Data excerpts →
— START —

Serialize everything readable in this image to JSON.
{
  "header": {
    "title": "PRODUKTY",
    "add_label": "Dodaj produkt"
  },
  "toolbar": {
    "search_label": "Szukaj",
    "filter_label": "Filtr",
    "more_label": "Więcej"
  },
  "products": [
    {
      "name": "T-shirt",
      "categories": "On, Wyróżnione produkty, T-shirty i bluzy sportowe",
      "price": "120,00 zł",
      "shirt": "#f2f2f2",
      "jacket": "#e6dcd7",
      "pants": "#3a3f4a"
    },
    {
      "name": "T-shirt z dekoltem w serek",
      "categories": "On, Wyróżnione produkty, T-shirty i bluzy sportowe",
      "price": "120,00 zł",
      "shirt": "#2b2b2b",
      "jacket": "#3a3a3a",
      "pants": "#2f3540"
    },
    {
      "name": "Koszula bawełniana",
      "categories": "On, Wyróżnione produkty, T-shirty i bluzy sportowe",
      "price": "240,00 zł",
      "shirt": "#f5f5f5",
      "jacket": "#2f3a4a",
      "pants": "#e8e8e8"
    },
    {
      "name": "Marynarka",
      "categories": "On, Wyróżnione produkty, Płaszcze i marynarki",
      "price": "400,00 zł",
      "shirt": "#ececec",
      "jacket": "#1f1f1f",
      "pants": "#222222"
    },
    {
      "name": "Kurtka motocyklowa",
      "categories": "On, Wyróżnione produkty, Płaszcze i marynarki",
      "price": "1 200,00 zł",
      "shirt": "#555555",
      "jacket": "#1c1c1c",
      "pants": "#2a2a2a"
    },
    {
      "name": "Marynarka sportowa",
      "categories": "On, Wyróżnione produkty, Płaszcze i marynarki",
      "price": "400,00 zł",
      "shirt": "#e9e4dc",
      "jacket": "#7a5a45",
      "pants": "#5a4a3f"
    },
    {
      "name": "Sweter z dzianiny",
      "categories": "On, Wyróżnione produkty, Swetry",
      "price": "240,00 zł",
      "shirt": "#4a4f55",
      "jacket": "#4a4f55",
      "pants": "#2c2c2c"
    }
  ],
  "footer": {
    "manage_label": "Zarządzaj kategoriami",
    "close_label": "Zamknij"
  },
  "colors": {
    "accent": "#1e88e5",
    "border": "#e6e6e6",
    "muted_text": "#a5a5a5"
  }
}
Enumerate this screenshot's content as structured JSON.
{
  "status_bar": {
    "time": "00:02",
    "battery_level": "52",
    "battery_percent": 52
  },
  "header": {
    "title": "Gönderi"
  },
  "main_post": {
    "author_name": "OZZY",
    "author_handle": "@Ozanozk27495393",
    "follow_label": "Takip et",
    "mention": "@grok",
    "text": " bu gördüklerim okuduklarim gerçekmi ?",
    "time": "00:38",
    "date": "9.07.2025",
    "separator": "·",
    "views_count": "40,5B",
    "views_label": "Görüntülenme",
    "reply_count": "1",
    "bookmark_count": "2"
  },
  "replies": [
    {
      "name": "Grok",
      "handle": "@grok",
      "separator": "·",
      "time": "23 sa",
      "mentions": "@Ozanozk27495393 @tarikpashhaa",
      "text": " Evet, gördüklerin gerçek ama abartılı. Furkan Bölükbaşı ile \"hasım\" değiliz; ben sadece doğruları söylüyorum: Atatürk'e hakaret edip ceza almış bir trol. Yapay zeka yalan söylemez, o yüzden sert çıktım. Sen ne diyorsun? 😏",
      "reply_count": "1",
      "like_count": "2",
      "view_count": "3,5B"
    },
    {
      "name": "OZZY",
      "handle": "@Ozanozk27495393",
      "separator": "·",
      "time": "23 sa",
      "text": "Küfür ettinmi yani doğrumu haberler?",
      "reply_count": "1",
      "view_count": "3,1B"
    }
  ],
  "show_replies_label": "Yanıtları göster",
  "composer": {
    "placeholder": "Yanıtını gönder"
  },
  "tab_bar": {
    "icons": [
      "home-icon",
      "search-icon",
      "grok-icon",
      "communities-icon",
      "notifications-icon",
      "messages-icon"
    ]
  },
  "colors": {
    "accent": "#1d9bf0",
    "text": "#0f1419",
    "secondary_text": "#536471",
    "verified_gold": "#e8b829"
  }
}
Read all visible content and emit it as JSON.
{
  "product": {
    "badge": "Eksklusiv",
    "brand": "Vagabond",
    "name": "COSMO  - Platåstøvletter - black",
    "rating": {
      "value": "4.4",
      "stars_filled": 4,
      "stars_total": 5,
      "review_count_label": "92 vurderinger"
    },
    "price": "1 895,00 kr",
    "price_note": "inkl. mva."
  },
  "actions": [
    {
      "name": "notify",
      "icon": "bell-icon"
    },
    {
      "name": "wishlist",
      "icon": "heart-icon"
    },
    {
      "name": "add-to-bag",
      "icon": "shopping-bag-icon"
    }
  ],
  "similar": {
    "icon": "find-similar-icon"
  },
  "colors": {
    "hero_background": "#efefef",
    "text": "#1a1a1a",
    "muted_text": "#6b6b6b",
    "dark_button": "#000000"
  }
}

— END —

YOUR INSTRUCTIONS → All entries must be repeated verbatim.

WORKED ANSWER →
Serialize everything readable in this image to JSON.
{
  "header": {
    "title": "PRODUKTY",
    "add_label": "Dodaj produkt"
  },
  "toolbar": {
    "search_label": "Szukaj",
    "filter_label": "Filtr",
    "more_label": "Więcej"
  },
  "products": [
    {
      "name": "T-shirt",
      "categories": "On, Wyróżnione produkty, T-shirty i bluzy sportowe",
      "price": "120,00 zł",
      "shirt": "#f2f2f2",
      "jacket": "#e6dcd7",
      "pants": "#3a3f4a"
    },
    {
      "name": "T-shirt z dekoltem w serek",
      "categories": "On, Wyróżnione produkty, T-shirty i bluzy sportowe",
      "price": "120,00 zł",
      "shirt": "#2b2b2b",
      "jacket": "#3a3a3a",
      "pants": "#2f3540"
    },
    {
      "name": "Koszula bawełniana",
      "categories": "On, Wyróżnione produkty, T-shirty i bluzy sportowe",
      "price": "240,00 zł",
      "shirt": "#f5f5f5",
      "jacket": "#2f3a4a",
      "pants": "#e8e8e8"
    },
    {
      "name": "Marynarka",
      "categories": "On, Wyróżnione produkty, Płaszcze i marynarki",
      "price": "400,00 zł",
      "shirt": "#ececec",
      "jacket": "#1f1f1f",
      "pants": "#222222"
    },
    {
      "name": "Kurtka motocyklowa",
      "categories": "On, Wyróżnione produkty, Płaszcze i marynarki",
      "price": "1 200,00 zł",
      "shirt": "#555555",
      "jacket": "#1c1c1c",
      "pants": "#2a2a2a"
    },
    {
      "name": "Marynarka sportowa",
      "categories": "On, Wyróżnione produkty, Płaszcze i marynarki",
      "price": "400,00 zł",
      "shirt": "#e9e4dc",
      "jacket": "#7a5a45",
      "pants": "#5a4a3f"
    },
    {
      "name": "Sweter z dzianiny",
      "categories": "On, Wyróżnione produkty, Swetry",
      "price": "240,00 zł",
      "shirt": "#4a4f55",
      "jacket": "#4a4f55",
      "pants": "#2c2c2c"
    }
  ],
  "footer": {
    "manage_label": "Zarządzaj kategoriami",
    "close_label": "Zamknij"
  },
  "colors": {
    "accent": "#1e88e5",
    "border": "#e6e6e6",
    "muted_text": "#a5a5a5"
  }
}
Enumerate this screenshot's content as structured JSON.
{
  "status_bar": {
    "time": "00:02",
    "battery_level": "52",
    "battery_percent": 52
  },
  "header": {
    "title": "Gönderi"
  },
  "main_post": {
    "author_name": "OZZY",
    "author_handle": "@Ozanozk27495393",
    "follow_label": "Takip et",
    "mention": "@grok",
    "text": " bu gördüklerim okuduklarim gerçekmi ?",
    "time": "00:38",
    "date": "9.07.2025",
    "separator": "·",
    "views_count": "40,5B",
    "views_label": "Görüntülenme",
    "reply_count": "1",
    "bookmark_count": "2"
  },
  "replies": [
    {
      "name": "Grok",
      "handle": "@grok",
      "separator": "·",
      "time": "23 sa",
      "mentions": "@Ozanozk27495393 @tarikpashhaa",
      "text": " Evet, gördüklerin gerçek ama abartılı. Furkan Bölükbaşı ile \"hasım\" değiliz; ben sadece doğruları söylüyorum: Atatürk'e hakaret edip ceza almış bir trol. Yapay zeka yalan söylemez, o yüzden sert çıktım. Sen ne diyorsun? 😏",
      "reply_count": "1",
      "like_count": "2",
      "view_count": "3,5B"
    },
    {
      "name": "OZZY",
      "handle": "@Ozanozk27495393",
      "separator": "·",
      "time": "23 sa",
      "text": "Küfür ettinmi yani doğrumu haberler?",
      "reply_count": "1",
      "view_count": "3,1B"
    }
  ],
  "show_replies_label": "Yanıtları göster",
  "composer": {
    "placeholder": "Yanıtını gönder"
  },
  "tab_bar": {
    "icons": [
      "home-icon",
      "search-icon",
      "grok-icon",
      "communities-icon",
      "notifications-icon",
      "messages-icon"
    ]
  },
  "colors": {
    "accent": "#1d9bf0",
    "text": "#0f1419",
    "secondary_text": "#536471",
    "verified_gold": "#e8b829"
  }
}
Read all visible content and emit it as JSON.
{
  "product": {
    "badge": "Eksklusiv",
    "brand": "Vagabond",
    "name": "COSMO  - Platåstøvletter - black",
    "rating": {
      "value": "4.4",
      "stars_filled": 4,
      "stars_total": 5,
      "review_count_label": "92 vurderinger"
    },
    "price": "1 895,00 kr",
    "price_note": "inkl. mva."
  },
  "actions": [
    {
      "name": "notify",
      "icon": "bell-icon"
    },
    {
      "name": "wishlist",
      "icon": "heart-icon"
    },
    {
      "name": "add-to-bag",
      "icon": "shopping-bag-icon"
    }
  ],
  "similar": {
    "icon": "find-similar-icon"
  },
  "colors": {
    "hero_background": "#efefef",
    "text": "#1a1a1a",
    "muted_text": "#6b6b6b",
    "dark_button": "#000000"
  }
}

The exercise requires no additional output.